::: Texto de referencia

La familia

Siempre he pensado que cuando vienen tiempos difíciles, de tempestad y bruma. No hay mejor apoyo, refugio, consuelo y amparo que la familia, al menos en mi caso ha ocurrido así y me siento muy afortunado por ello.

Mi madre, una de mis mejores maestras, en esto de enseñar con el ejemplo como es la vida, solía decirme que, en época de vacas flacas, es donde se dimensiona más la solidez, o la debilidad de la familia. Puesto que si ante el menor inconveniente, cada cual toma un rumbo distinto, posiblemente esa familia, no tenía ese ingrediente maravilloso que busca siempre el bienestar de todos sus miembros, ese condimento mágico, por el que una madre se despoja de su propio bocado de comida, con tal de que su hijo se alimente, ese ingrediente tan básico es el amor. El que permite que todos los componentes de un clan familiar, se mantengan juntos, poniendo el pecho a las balas, en pasajes críticos de la existencia. Ventajosamente este tipo, son mayoría en nuestra ciudad, y por qué no decirlo en el país.

Yo personalmente he experimentado la grandiosa bendición de contar con una familia increíble que nunca me ha abandonado en todos mis momentos. Quiero aprovechar este espacio, para manifestar mi inmensa gratitud, en primer lugar, a Dios, por concederme la familia que tengo, por la suerte y la dicha de haber tenido una madre ejemplar, que nos inculcó a mis hermanos y a mí, valores morales, que nos han servido de mucho en nuestra vida. También, por mis hermanos, que me dejaron magnificas enseñanzas, cuando tuve su presencia física, y que aún perduran, cuando ahora habitan el infinito.

Una vez, un tío mío, muy inquieto por mi porvenir, le preguntó a mi madre, que si había pensado en lo que sería de mi después de la muerte de ella. A lo que mi mamá respondió. “Mira podré desaparecer yo. Pero Dios jamás muere, y estoy segura de que habrá una mano tendida para ayudar a mi hijo”. Esa sabia sentencia, hasta ahora se ha cumplido, ya que cuento con el invalorable respaldo de mis sobrinos, Pablo y Andrea, quienes son mi soporte y apoyo en mi camino temporal por este mundo, ancho y ajeno, por el que pasamos todos.

He tenido primos maravillosos que no quiero nombrar uno a uno por temor a omitir algún nombre, de quienes quiero tanto. Claro que como humanos que somos, tenemos desacuerdos a veces por pequeñeces, pero en tiempos de gravedad real, salimos por los fueros del llamado de la sangre y del amor filial.

Supongo que la inquietud de mi tío, ahora está despejada. Y mi madre en el cielo contenta con la familia que supo formar, quienes, a pesar de los avatares del destino, continuamos juntos, me he referido solo a mi familia, porque de ella puedo hablar, pero seguramente, cada persona que lea o escuche, este modesto comentario, tendrán su propia historia. Si usted, no se siente satisfecho con la familia que tiene, trate de cambiarla ¿Eso también es revolución, no cree? Y si por suerte tiene una familia ideal, dele gracias a Dios por favorecerlo tanto.

::::::
::: Registros proporcionados

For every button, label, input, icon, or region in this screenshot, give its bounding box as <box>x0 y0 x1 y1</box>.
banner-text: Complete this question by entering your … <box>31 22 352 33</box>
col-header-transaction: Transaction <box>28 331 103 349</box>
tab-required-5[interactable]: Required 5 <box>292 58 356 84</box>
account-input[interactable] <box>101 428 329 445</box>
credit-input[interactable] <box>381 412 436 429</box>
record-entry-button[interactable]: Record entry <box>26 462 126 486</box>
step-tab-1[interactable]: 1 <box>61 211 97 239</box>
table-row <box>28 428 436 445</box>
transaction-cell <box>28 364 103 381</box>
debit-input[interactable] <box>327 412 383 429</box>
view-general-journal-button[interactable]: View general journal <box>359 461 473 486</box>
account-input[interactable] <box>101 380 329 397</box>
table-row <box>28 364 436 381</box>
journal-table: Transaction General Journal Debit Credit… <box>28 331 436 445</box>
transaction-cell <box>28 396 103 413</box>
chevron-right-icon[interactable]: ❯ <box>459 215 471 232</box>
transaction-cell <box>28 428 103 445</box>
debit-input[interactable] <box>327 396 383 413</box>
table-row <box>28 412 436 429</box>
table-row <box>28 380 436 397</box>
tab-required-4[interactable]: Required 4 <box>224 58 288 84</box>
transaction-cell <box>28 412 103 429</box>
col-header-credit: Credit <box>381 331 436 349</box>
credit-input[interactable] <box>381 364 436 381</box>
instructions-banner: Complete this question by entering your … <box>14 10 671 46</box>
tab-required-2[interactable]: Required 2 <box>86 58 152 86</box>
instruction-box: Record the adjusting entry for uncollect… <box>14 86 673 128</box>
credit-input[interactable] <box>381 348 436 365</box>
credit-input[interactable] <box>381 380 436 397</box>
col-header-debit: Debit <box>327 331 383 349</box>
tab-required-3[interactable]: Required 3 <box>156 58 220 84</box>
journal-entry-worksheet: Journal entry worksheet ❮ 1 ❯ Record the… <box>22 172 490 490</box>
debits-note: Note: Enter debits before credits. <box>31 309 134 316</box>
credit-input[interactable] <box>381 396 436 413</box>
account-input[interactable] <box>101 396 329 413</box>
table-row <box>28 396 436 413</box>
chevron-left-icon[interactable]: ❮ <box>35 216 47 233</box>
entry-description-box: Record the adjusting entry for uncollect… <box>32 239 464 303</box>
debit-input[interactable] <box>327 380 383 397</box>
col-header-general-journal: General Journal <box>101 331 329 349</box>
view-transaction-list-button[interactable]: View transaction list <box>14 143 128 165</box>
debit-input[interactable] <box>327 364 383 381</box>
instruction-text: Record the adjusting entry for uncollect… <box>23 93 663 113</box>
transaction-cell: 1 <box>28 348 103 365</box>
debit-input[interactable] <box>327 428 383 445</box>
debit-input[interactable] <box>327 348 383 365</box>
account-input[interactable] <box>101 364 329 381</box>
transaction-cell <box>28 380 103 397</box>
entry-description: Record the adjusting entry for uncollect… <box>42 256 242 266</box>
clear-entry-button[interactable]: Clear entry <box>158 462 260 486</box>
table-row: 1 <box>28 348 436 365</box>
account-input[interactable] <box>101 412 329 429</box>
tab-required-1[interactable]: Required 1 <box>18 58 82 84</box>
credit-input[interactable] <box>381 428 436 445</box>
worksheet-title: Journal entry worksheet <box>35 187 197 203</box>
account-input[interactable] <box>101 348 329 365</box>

::::::

▶ Enunciado
Reescribe el fragmento del texto sobre la familia desde "Siempre he pensado" hasta "afortunado por ello.", reemplazando "refugio" por "abrigo".

▶ Respuesta
Siempre he pensado que cuando vienen tiempos difíciles, de tempestad y bruma. No hay mejor apoyo, abrigo, consuelo y amparo que la familia, al menos en mi caso ha ocurrido así y me siento muy afortunado por ello.